Passage >>
The rationale often provided is that these trends are subversive – that you’re not performing for the male gaze, fitting stereotypes around thinness and sex appeal, but conforming to these beauty standards in a secretly feminist way. But it’s hard to see how the broader takeaway isn’t a generation of women being cast as weak and vapid, perpetuating a flawed belief that such messaging can override dominant aesthetics promoting adherence to traditional femininity. This essentially results in reactionary feminism touted as revolutionary, where a bleakly sexist image of womanhood is spun as empowerment.

These trends unfold against a backdrop of a real crisis for women’s rights and safety. Globally, there’s a mounting backlash to gender equality, seen in the rise of misogynistic alpha-influencers and a general move away from feminism among younger generations. In the US, abortion access is being egregiously rolled back; in the UK, a woman is killed every three days by a man. The attack on a girls’ dance class in Southport underscores this grim reality.

There’s an alarming need for women to be recognized on a mass scale as worthy of respect and valued for their autonomy. These trends are not to blame for deep-seated, violent misogyny, but we harm ourselves by pretending they are helping.

In a few weeks, brat will likely be out, replaced by a new trend. Some may argue that this new trend will deliver us from patriarchy’s constraints. We can hope that, like brat, it’s merely a few weeks of benign, ironic fun.

However, we deserve more than an online ecosystem that persistently sells us a reductive view of womanhood as salvation. We must resist trends that suggest such superficial categories are key to understanding who we are and what we are capable of.

Required task A >> From the listing, copy word for word every line from the one containing "status-time: 5:27 PM [9, 3, 37, 12]" to the one containing "Identify all the", with both of those lines included.

Data records >>
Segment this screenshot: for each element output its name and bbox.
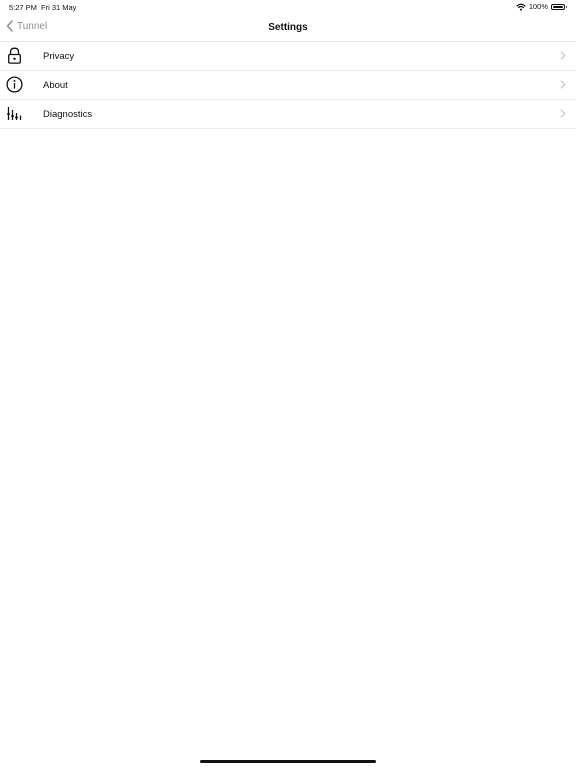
status-time: 5:27 PM [9, 3, 37, 12]
sliders-icon [6, 105, 23, 122]
battery-percent: 100% [528, 2, 548, 11]
chevron-right-icon [560, 51, 566, 60]
settings-item-about[interactable]: About [0, 71, 576, 100]
chevron-right-icon [560, 109, 566, 118]
settings-list: Privacy About Diagnostics [0, 42, 576, 129]
page-title: Settings [268, 22, 308, 33]
status-indicators: 100% [516, 2, 567, 11]
home-indicator[interactable] [200, 760, 376, 763]
settings-item-diagnostics[interactable]: Diagnostics [0, 100, 576, 129]
settings-item-label: Diagnostics [43, 109, 93, 120]
status-date: Fri 31 May [41, 3, 77, 12]
settings-screen: 5:27 PM Fri 31 May 100% Tunnel Settings … [0, 0, 576, 768]
settings-item-privacy[interactable]: Privacy [0, 42, 576, 71]
settings-item-label: About [43, 80, 68, 91]
navigation-bar: Tunnel Settings [0, 14, 576, 42]
chevron-right-icon [560, 80, 566, 89]
battery-fill [553, 5, 563, 8]
settings-item-label: Privacy [43, 51, 75, 62]
lock-icon [6, 47, 23, 64]
status-bar: 5:27 PM Fri 31 May 100% [0, 0, 576, 14]
wifi-icon [516, 3, 526, 11]
battery-icon [551, 3, 567, 10]
info-icon [6, 76, 23, 93]
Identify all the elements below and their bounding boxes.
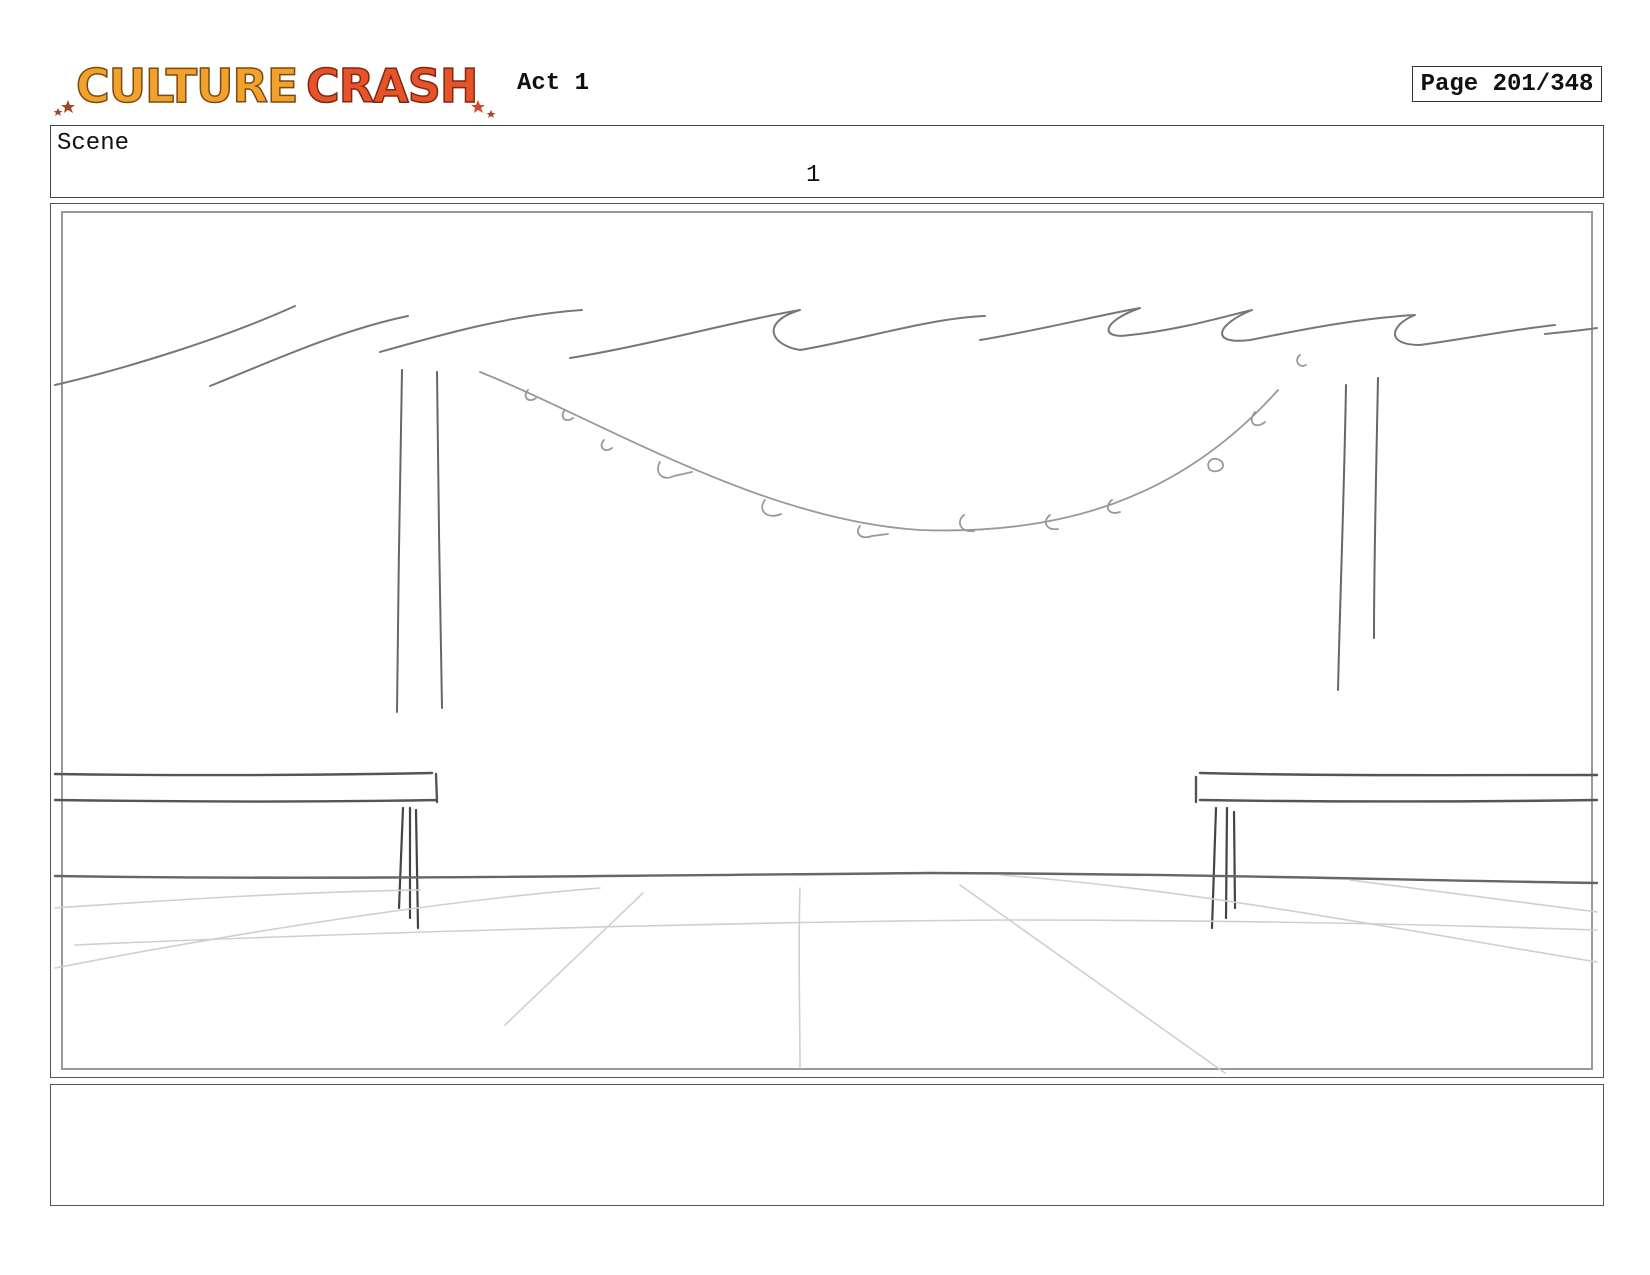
scene-box: Scene 1 bbox=[50, 125, 1604, 198]
star-icon bbox=[486, 110, 496, 118]
logo-artwork: CULTURE CRASH bbox=[54, 58, 496, 118]
scene-label: Scene bbox=[57, 130, 130, 157]
svg-text:CULTURE: CULTURE bbox=[76, 59, 297, 113]
star-icon bbox=[54, 108, 63, 116]
page-header: CULTURE CRASH Act 1 Page 201/348 bbox=[0, 0, 1650, 122]
storyboard-panel bbox=[61, 211, 1593, 1070]
page-counter: Page 201/348 bbox=[1412, 66, 1602, 102]
notes-box bbox=[50, 1084, 1604, 1206]
scene-number: 1 bbox=[806, 162, 821, 189]
act-label: Act 1 bbox=[517, 70, 590, 97]
star-icon bbox=[61, 100, 75, 113]
culture-crash-logo: CULTURE CRASH bbox=[54, 48, 499, 120]
svg-text:CRASH: CRASH bbox=[306, 59, 477, 113]
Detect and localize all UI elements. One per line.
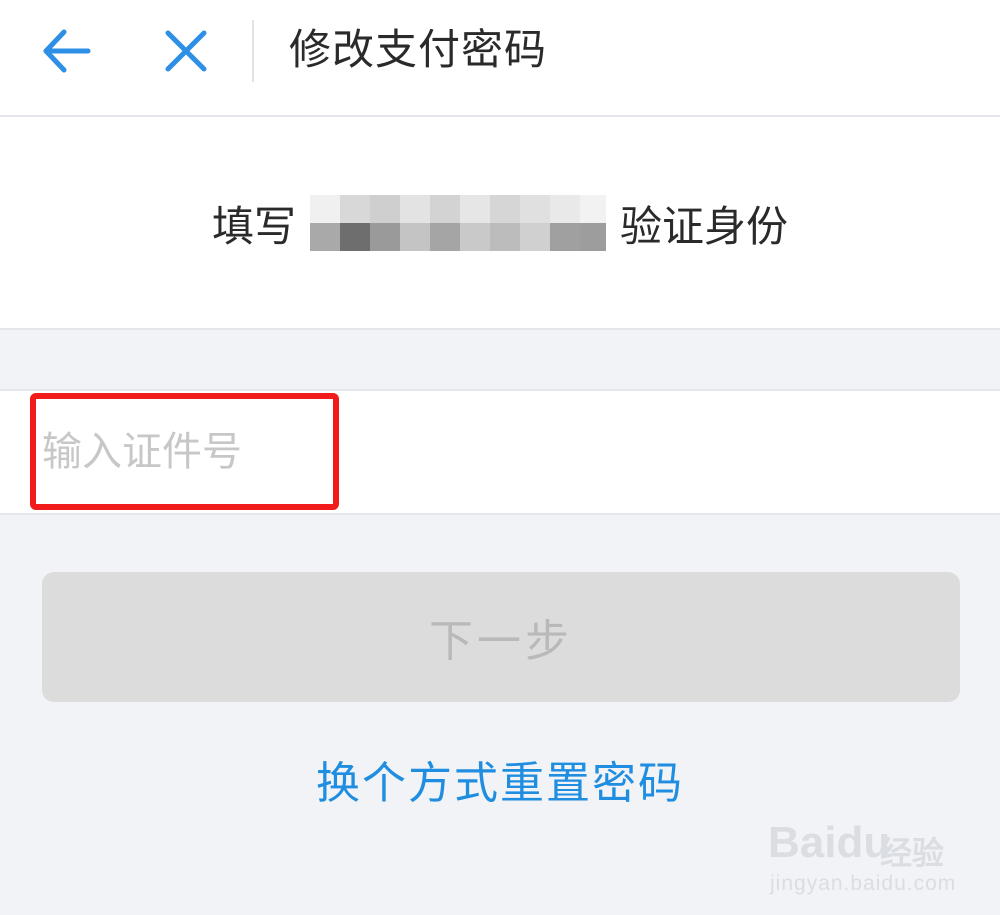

Required task B >> Quote the entire passage on online trends and womanhood word for word.

Complete output A >>
status-time: 5:27 PM [9, 3, 37, 12]
sliders-icon [6, 105, 23, 122]
battery-percent: 100% [528, 2, 548, 11]
chevron-right-icon [560, 51, 566, 60]
settings-item-about[interactable]: About [0, 71, 576, 100]
chevron-right-icon [560, 109, 566, 118]
settings-list: Privacy About Diagnostics [0, 42, 576, 129]
page-title: Settings [268, 22, 308, 33]
status-indicators: 100% [516, 2, 567, 11]
home-indicator[interactable] [200, 760, 376, 763]
settings-item-diagnostics[interactable]: Diagnostics [0, 100, 576, 129]
settings-item-label: Diagnostics [43, 109, 93, 120]
status-date: Fri 31 May [41, 3, 77, 12]
settings-screen: 5:27 PM Fri 31 May 100% Tunnel Settings … [0, 0, 576, 768]
settings-item-privacy[interactable]: Privacy [0, 42, 576, 71]
settings-item-label: About [43, 80, 68, 91]
navigation-bar: Tunnel Settings [0, 14, 576, 42]
chevron-right-icon [560, 80, 566, 89]
battery-fill [553, 5, 563, 8]
settings-item-label: Privacy [43, 51, 75, 62]
lock-icon [6, 47, 23, 64]
status-bar: 5:27 PM Fri 31 May 100% [0, 0, 576, 14]
wifi-icon [516, 3, 526, 11]
battery-icon [551, 3, 567, 10]
info-icon [6, 76, 23, 93]
Identify all the elements below and their bounding boxes.

Complete output B >>
The rationale often provided is that these trends are subversive – that you’re not performing for the male gaze, fitting stereotypes around thinness and sex appeal, but conforming to these beauty standards in a secretly feminist way. But it’s hard to see how the broader takeaway isn’t a generation of women being cast as weak and vapid, perpetuating a flawed belief that such messaging can override dominant aesthetics promoting adherence to traditional femininity. This essentially results in reactionary feminism touted as revolutionary, where a bleakly sexist image of womanhood is spun as empowerment.

These trends unfold against a backdrop of a real crisis for women’s rights and safety. Globally, there’s a mounting backlash to gender equality, seen in the rise of misogynistic alpha-influencers and a general move away from feminism among younger generations. In the US, abortion access is being egregiously rolled back; in the UK, a woman is killed every three days by a man. The attack on a girls’ dance class in Southport underscores this grim reality.

There’s an alarming need for women to be recognized on a mass scale as worthy of respect and valued for their autonomy. These trends are not to blame for deep-seated, violent misogyny, but we harm ourselves by pretending they are helping.

In a few weeks, brat will likely be out, replaced by a new trend. Some may argue that this new trend will deliver us from patriarchy’s constraints. We can hope that, like brat, it’s merely a few weeks of benign, ironic fun.

However, we deserve more than an online ecosystem that persistently sells us a reductive view of womanhood as salvation. We must resist trends that suggest such superficial categories are key to understanding who we are and what we are capable of.